Stated task:
Which lines hold the string "marker"? Copy every one of them.

Data to use:
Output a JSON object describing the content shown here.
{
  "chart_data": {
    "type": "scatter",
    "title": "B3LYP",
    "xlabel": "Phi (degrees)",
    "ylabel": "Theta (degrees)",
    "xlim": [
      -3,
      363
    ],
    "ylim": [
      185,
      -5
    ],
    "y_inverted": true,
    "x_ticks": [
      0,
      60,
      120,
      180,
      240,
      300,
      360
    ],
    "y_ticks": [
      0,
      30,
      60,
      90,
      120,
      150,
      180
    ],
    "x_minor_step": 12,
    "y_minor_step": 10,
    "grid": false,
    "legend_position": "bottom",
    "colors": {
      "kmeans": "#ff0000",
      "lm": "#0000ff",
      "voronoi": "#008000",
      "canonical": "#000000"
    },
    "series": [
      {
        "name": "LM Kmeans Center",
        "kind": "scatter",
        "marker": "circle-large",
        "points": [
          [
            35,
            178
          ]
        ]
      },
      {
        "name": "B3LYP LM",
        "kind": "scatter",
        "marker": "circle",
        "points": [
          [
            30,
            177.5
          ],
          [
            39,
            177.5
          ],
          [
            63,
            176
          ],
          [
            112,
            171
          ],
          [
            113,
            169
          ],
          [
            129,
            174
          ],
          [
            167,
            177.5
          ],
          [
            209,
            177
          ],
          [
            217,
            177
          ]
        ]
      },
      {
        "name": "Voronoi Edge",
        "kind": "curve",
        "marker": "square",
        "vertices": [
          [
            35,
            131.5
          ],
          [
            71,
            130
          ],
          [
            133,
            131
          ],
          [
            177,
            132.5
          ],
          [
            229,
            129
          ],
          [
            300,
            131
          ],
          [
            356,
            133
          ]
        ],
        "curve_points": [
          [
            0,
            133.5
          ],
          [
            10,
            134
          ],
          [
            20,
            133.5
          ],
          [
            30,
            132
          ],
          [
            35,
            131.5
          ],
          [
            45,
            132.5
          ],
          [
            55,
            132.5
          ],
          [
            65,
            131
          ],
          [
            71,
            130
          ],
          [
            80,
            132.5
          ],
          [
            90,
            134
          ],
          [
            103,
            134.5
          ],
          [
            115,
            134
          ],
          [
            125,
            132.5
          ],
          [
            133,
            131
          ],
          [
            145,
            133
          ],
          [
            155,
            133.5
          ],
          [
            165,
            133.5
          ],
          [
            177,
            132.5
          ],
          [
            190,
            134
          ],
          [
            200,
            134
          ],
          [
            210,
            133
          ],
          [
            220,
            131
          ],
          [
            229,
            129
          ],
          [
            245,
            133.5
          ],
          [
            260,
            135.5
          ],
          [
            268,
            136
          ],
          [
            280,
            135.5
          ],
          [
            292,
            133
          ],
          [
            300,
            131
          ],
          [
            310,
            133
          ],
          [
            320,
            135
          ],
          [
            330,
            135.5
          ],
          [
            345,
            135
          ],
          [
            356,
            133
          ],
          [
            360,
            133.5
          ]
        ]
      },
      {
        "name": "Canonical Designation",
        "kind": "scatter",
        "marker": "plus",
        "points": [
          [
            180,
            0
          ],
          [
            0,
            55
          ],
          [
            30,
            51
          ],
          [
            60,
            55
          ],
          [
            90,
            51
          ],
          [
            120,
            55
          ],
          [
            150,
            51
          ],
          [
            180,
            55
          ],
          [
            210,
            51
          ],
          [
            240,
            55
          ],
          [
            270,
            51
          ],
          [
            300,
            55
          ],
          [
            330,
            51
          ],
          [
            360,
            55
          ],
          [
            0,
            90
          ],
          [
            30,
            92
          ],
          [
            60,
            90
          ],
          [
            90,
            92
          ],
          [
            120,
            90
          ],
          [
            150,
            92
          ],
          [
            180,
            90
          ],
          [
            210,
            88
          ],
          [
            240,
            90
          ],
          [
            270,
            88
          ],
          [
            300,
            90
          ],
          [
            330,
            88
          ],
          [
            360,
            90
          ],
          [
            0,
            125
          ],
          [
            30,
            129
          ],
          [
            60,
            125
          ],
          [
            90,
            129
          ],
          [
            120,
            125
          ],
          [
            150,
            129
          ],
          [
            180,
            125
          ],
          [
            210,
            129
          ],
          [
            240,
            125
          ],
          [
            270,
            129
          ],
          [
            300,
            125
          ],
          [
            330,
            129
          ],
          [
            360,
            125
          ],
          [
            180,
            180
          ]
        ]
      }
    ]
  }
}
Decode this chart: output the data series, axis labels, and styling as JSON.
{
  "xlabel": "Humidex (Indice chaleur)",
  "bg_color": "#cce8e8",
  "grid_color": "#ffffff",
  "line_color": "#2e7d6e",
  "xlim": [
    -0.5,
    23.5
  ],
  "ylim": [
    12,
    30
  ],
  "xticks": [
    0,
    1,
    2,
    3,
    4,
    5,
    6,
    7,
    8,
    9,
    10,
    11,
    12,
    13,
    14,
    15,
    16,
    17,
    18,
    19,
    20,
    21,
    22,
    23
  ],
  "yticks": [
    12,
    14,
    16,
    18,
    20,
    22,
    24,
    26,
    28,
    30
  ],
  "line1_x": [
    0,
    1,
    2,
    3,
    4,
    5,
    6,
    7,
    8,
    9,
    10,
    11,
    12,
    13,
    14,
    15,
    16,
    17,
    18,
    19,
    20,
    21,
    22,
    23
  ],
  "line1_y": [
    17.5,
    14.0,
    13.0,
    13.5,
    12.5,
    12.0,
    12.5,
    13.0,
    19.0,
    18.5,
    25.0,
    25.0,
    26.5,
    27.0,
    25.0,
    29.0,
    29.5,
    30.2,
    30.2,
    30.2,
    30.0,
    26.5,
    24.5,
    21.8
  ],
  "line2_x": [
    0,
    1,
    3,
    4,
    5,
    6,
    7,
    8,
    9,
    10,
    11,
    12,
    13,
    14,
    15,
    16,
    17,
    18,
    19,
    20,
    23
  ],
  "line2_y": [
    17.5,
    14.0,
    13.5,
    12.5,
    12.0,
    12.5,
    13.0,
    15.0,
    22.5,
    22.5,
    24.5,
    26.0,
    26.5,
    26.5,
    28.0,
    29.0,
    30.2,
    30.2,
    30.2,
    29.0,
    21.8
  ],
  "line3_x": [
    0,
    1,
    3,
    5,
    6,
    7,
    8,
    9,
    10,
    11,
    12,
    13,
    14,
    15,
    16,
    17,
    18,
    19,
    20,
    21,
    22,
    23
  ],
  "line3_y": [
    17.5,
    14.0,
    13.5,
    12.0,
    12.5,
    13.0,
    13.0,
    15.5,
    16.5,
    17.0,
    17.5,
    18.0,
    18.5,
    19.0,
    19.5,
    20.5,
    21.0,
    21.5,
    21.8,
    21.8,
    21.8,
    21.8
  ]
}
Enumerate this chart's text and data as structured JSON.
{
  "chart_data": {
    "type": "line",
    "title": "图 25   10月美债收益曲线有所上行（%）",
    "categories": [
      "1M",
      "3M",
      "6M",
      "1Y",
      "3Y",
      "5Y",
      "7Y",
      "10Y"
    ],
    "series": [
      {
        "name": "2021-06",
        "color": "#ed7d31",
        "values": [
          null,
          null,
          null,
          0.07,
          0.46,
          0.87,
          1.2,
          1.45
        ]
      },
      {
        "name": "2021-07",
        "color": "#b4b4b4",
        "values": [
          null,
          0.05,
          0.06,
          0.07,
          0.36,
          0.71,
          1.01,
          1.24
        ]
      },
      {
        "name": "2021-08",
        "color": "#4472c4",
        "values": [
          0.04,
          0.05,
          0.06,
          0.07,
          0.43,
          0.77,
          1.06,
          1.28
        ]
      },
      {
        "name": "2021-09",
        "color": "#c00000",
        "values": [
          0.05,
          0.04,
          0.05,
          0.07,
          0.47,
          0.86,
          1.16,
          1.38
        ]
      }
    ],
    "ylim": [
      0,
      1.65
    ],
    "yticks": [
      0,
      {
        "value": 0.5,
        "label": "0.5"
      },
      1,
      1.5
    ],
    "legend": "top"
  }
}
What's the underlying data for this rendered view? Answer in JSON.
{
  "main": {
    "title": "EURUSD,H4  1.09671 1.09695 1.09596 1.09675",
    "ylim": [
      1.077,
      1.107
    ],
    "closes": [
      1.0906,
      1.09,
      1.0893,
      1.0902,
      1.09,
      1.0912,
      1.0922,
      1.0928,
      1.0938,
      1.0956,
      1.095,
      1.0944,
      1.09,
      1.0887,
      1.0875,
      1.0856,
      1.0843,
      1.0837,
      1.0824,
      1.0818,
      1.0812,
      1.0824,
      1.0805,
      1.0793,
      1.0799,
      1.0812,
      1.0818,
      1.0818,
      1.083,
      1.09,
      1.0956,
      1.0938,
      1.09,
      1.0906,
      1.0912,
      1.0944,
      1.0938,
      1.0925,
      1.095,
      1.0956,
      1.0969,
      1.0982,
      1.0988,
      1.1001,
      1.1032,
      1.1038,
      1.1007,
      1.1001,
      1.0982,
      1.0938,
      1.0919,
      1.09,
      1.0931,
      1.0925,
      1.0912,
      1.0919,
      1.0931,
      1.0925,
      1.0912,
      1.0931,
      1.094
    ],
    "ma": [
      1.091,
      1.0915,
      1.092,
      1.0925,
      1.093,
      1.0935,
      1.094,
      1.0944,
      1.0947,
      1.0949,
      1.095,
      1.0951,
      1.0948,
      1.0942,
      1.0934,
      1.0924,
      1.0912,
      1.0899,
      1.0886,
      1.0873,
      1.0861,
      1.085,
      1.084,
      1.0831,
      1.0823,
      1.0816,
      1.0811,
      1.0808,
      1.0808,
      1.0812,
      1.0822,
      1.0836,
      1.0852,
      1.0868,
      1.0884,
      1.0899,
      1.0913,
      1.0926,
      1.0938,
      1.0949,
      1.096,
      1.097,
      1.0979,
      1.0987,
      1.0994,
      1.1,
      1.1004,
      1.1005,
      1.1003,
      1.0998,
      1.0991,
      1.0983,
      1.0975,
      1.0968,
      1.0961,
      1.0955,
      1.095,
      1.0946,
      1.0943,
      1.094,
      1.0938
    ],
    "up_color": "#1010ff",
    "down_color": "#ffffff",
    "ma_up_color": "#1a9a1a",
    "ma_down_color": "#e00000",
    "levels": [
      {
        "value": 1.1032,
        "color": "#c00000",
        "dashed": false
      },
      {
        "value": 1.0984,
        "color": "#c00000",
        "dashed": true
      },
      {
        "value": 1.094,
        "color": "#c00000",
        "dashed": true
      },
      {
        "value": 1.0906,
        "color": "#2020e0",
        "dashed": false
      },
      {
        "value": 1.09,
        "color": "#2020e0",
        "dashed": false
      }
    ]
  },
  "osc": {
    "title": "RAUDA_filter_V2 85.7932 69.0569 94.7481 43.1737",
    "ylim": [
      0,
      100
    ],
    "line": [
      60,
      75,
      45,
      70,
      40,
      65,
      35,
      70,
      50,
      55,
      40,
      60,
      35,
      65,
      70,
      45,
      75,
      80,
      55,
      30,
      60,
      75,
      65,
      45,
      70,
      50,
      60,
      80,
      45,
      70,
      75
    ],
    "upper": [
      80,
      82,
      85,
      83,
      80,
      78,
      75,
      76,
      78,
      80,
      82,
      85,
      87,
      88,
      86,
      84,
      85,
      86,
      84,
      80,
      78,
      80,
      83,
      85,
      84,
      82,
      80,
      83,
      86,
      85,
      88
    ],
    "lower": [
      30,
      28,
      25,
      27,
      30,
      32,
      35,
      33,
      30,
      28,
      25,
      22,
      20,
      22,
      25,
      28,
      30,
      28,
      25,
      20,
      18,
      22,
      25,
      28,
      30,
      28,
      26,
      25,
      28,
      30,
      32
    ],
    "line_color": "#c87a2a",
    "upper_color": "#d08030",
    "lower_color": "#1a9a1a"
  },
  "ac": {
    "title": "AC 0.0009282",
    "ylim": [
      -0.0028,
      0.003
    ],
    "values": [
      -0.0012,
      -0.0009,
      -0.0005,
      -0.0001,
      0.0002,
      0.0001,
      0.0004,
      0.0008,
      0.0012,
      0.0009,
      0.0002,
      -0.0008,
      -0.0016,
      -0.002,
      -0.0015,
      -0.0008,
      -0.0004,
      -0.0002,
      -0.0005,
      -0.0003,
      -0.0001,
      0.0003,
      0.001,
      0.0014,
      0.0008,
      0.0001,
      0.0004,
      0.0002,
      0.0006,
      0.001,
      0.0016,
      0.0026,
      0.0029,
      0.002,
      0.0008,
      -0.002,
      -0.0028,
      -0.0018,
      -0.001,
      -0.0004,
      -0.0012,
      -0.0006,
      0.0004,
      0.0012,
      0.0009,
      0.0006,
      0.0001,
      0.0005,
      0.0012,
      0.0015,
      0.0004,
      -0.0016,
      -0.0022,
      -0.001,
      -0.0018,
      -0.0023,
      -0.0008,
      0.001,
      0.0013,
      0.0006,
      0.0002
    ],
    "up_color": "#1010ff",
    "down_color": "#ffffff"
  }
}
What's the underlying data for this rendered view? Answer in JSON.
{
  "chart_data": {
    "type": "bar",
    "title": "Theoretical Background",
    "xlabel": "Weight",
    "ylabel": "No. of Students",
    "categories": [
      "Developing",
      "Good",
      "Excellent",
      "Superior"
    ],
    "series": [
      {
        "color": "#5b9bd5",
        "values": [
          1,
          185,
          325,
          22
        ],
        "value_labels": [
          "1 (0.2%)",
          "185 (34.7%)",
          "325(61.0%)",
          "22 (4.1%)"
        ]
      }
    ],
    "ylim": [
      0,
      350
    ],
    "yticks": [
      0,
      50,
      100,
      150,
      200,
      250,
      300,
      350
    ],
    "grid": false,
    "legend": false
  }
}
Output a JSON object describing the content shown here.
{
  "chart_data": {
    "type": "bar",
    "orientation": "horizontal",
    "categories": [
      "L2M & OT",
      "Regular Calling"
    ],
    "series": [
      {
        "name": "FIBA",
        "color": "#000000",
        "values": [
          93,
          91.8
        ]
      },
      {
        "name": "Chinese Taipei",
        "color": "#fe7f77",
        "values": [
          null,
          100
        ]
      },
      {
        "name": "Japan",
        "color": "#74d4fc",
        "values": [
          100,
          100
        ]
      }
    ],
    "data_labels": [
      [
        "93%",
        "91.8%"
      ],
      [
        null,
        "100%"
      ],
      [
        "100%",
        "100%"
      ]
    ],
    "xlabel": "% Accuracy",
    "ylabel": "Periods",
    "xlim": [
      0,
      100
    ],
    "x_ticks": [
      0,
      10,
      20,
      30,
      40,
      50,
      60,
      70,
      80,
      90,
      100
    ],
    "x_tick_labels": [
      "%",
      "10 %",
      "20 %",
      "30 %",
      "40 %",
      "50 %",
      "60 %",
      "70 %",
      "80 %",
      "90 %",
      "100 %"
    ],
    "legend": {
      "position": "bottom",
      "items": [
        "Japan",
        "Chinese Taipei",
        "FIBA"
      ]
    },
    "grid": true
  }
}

Exercise output:
        "marker": "circle-large",
        "marker": "circle",
        "marker": "square",
        "marker": "plus",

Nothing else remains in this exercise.